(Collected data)

--- start ---

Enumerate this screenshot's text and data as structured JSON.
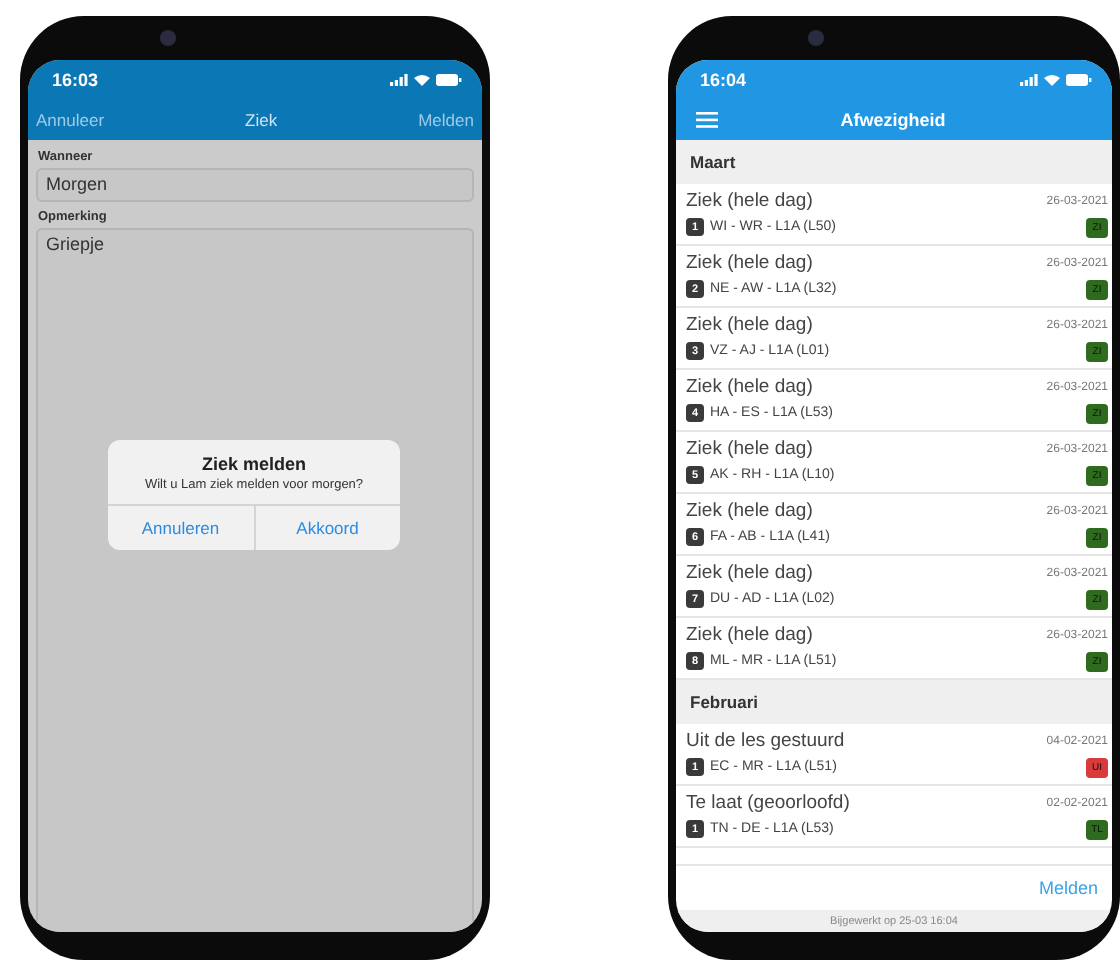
{
  "sick_report_screen": {
    "status_time": "16:03",
    "nav": {
      "cancel": "Annuleer",
      "title": "Ziek",
      "submit": "Melden"
    },
    "fields": [
      {
        "label": "Wanneer",
        "value": "Morgen",
        "kind": "input"
      },
      {
        "label": "Opmerking",
        "value": "Griepje",
        "kind": "textarea"
      }
    ],
    "dialog": {
      "title": "Ziek melden",
      "message": "Wilt u Lam ziek melden voor morgen?",
      "buttons": [
        "Annuleren",
        "Akkoord"
      ]
    }
  },
  "absence_screen": {
    "status_time": "16:04",
    "title": "Afwezigheid",
    "sections": [
      {
        "heading": "Maart",
        "items": [
          {
            "title": "Ziek (hele dag)",
            "number": "1",
            "detail": "WI - WR - L1A (L50)",
            "date": "26-03-2021",
            "code": "ZI",
            "color": "#2e6b1f"
          },
          {
            "title": "Ziek (hele dag)",
            "number": "2",
            "detail": "NE - AW - L1A (L32)",
            "date": "26-03-2021",
            "code": "ZI",
            "color": "#2e6b1f"
          },
          {
            "title": "Ziek (hele dag)",
            "number": "3",
            "detail": "VZ - AJ - L1A (L01)",
            "date": "26-03-2021",
            "code": "ZI",
            "color": "#2e6b1f"
          },
          {
            "title": "Ziek (hele dag)",
            "number": "4",
            "detail": "HA - ES - L1A (L53)",
            "date": "26-03-2021",
            "code": "ZI",
            "color": "#2e6b1f"
          },
          {
            "title": "Ziek (hele dag)",
            "number": "5",
            "detail": "AK - RH - L1A (L10)",
            "date": "26-03-2021",
            "code": "ZI",
            "color": "#2e6b1f"
          },
          {
            "title": "Ziek (hele dag)",
            "number": "6",
            "detail": "FA - AB - L1A (L41)",
            "date": "26-03-2021",
            "code": "ZI",
            "color": "#2e6b1f"
          },
          {
            "title": "Ziek (hele dag)",
            "number": "7",
            "detail": "DU - AD - L1A (L02)",
            "date": "26-03-2021",
            "code": "ZI",
            "color": "#2e6b1f"
          },
          {
            "title": "Ziek (hele dag)",
            "number": "8",
            "detail": "ML - MR - L1A (L51)",
            "date": "26-03-2021",
            "code": "ZI",
            "color": "#2e6b1f"
          }
        ]
      },
      {
        "heading": "Februari",
        "items": [
          {
            "title": "Uit de les gestuurd",
            "number": "1",
            "detail": "EC - MR - L1A (L51)",
            "date": "04-02-2021",
            "code": "UI",
            "color": "#d93a3a"
          },
          {
            "title": "Te laat (geoorloofd)",
            "number": "1",
            "detail": "TN - DE - L1A (L53)",
            "date": "02-02-2021",
            "code": "TL",
            "color": "#2e6b1f"
          }
        ]
      }
    ],
    "action": "Melden",
    "updated": "Bijgewerkt op 25-03 16:04"
  }
}
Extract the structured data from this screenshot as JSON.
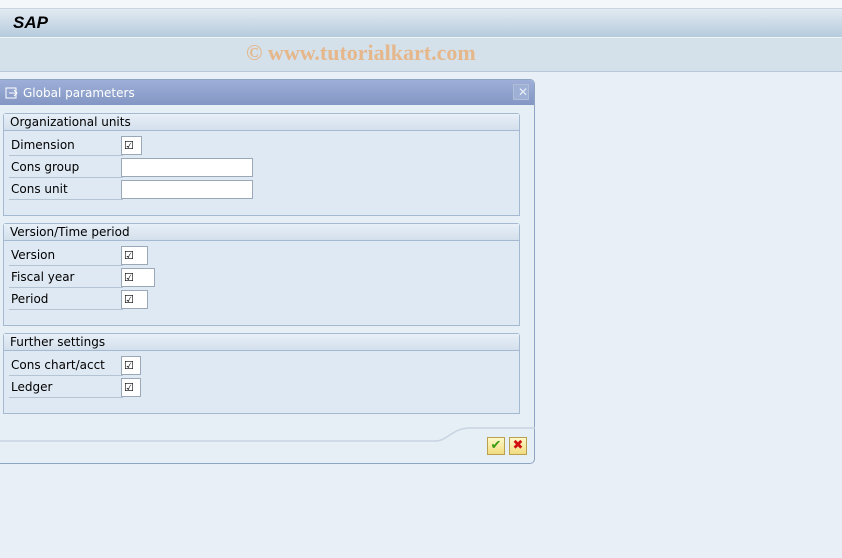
{
  "app": {
    "title": "SAP",
    "watermark": "© www.tutorialkart.com"
  },
  "dialog": {
    "title": "Global parameters",
    "icon": "dialog-icon",
    "groups": [
      {
        "title": "Organizational units",
        "fields": [
          {
            "label": "Dimension",
            "type": "checkbox",
            "checked": true
          },
          {
            "label": "Cons group",
            "type": "text",
            "value": ""
          },
          {
            "label": "Cons unit",
            "type": "text",
            "value": ""
          }
        ]
      },
      {
        "title": "Version/Time period",
        "fields": [
          {
            "label": "Version",
            "type": "checkbox",
            "checked": true
          },
          {
            "label": "Fiscal year",
            "type": "checkbox",
            "checked": true
          },
          {
            "label": "Period",
            "type": "checkbox",
            "checked": true
          }
        ]
      },
      {
        "title": "Further settings",
        "fields": [
          {
            "label": "Cons chart/acct",
            "type": "checkbox",
            "checked": true
          },
          {
            "label": "Ledger",
            "type": "checkbox",
            "checked": true
          }
        ]
      }
    ],
    "buttons": {
      "confirm": "✔",
      "cancel": "✖"
    },
    "colors": {
      "confirm": "#3a9a10",
      "cancel": "#d01010"
    }
  }
}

--- end ---

* **Aim of the task**: Any pictures should be dropped; transcribe the rest of the records above exactly.

* **Answer**:
Enumerate this screenshot's text and data as structured JSON.
{
  "sick_report_screen": {
    "status_time": "16:03",
    "nav": {
      "cancel": "Annuleer",
      "title": "Ziek",
      "submit": "Melden"
    },
    "fields": [
      {
        "label": "Wanneer",
        "value": "Morgen",
        "kind": "input"
      },
      {
        "label": "Opmerking",
        "value": "Griepje",
        "kind": "textarea"
      }
    ],
    "dialog": {
      "title": "Ziek melden",
      "message": "Wilt u Lam ziek melden voor morgen?",
      "buttons": [
        "Annuleren",
        "Akkoord"
      ]
    }
  },
  "absence_screen": {
    "status_time": "16:04",
    "title": "Afwezigheid",
    "sections": [
      {
        "heading": "Maart",
        "items": [
          {
            "title": "Ziek (hele dag)",
            "number": "1",
            "detail": "WI - WR - L1A (L50)",
            "date": "26-03-2021",
            "code": "ZI",
            "color": "#2e6b1f"
          },
          {
            "title": "Ziek (hele dag)",
            "number": "2",
            "detail": "NE - AW - L1A (L32)",
            "date": "26-03-2021",
            "code": "ZI",
            "color": "#2e6b1f"
          },
          {
            "title": "Ziek (hele dag)",
            "number": "3",
            "detail": "VZ - AJ - L1A (L01)",
            "date": "26-03-2021",
            "code": "ZI",
            "color": "#2e6b1f"
          },
          {
            "title": "Ziek (hele dag)",
            "number": "4",
            "detail": "HA - ES - L1A (L53)",
            "date": "26-03-2021",
            "code": "ZI",
            "color": "#2e6b1f"
          },
          {
            "title": "Ziek (hele dag)",
            "number": "5",
            "detail": "AK - RH - L1A (L10)",
            "date": "26-03-2021",
            "code": "ZI",
            "color": "#2e6b1f"
          },
          {
            "title": "Ziek (hele dag)",
            "number": "6",
            "detail": "FA - AB - L1A (L41)",
            "date": "26-03-2021",
            "code": "ZI",
            "color": "#2e6b1f"
          },
          {
            "title": "Ziek (hele dag)",
            "number": "7",
            "detail": "DU - AD - L1A (L02)",
            "date": "26-03-2021",
            "code": "ZI",
            "color": "#2e6b1f"
          },
          {
            "title": "Ziek (hele dag)",
            "number": "8",
            "detail": "ML - MR - L1A (L51)",
            "date": "26-03-2021",
            "code": "ZI",
            "color": "#2e6b1f"
          }
        ]
      },
      {
        "heading": "Februari",
        "items": [
          {
            "title": "Uit de les gestuurd",
            "number": "1",
            "detail": "EC - MR - L1A (L51)",
            "date": "04-02-2021",
            "code": "UI",
            "color": "#d93a3a"
          },
          {
            "title": "Te laat (geoorloofd)",
            "number": "1",
            "detail": "TN - DE - L1A (L53)",
            "date": "02-02-2021",
            "code": "TL",
            "color": "#2e6b1f"
          }
        ]
      }
    ],
    "action": "Melden",
    "updated": "Bijgewerkt op 25-03 16:04"
  }
}
Extract the structured data from this screenshot as JSON.
{
  "app": {
    "title": "SAP",
    "watermark": "© www.tutorialkart.com"
  },
  "dialog": {
    "title": "Global parameters",
    "icon": "dialog-icon",
    "groups": [
      {
        "title": "Organizational units",
        "fields": [
          {
            "label": "Dimension",
            "type": "checkbox",
            "checked": true
          },
          {
            "label": "Cons group",
            "type": "text",
            "value": ""
          },
          {
            "label": "Cons unit",
            "type": "text",
            "value": ""
          }
        ]
      },
      {
        "title": "Version/Time period",
        "fields": [
          {
            "label": "Version",
            "type": "checkbox",
            "checked": true
          },
          {
            "label": "Fiscal year",
            "type": "checkbox",
            "checked": true
          },
          {
            "label": "Period",
            "type": "checkbox",
            "checked": true
          }
        ]
      },
      {
        "title": "Further settings",
        "fields": [
          {
            "label": "Cons chart/acct",
            "type": "checkbox",
            "checked": true
          },
          {
            "label": "Ledger",
            "type": "checkbox",
            "checked": true
          }
        ]
      }
    ],
    "buttons": {
      "confirm": "✔",
      "cancel": "✖"
    },
    "colors": {
      "confirm": "#3a9a10",
      "cancel": "#d01010"
    }
  }
}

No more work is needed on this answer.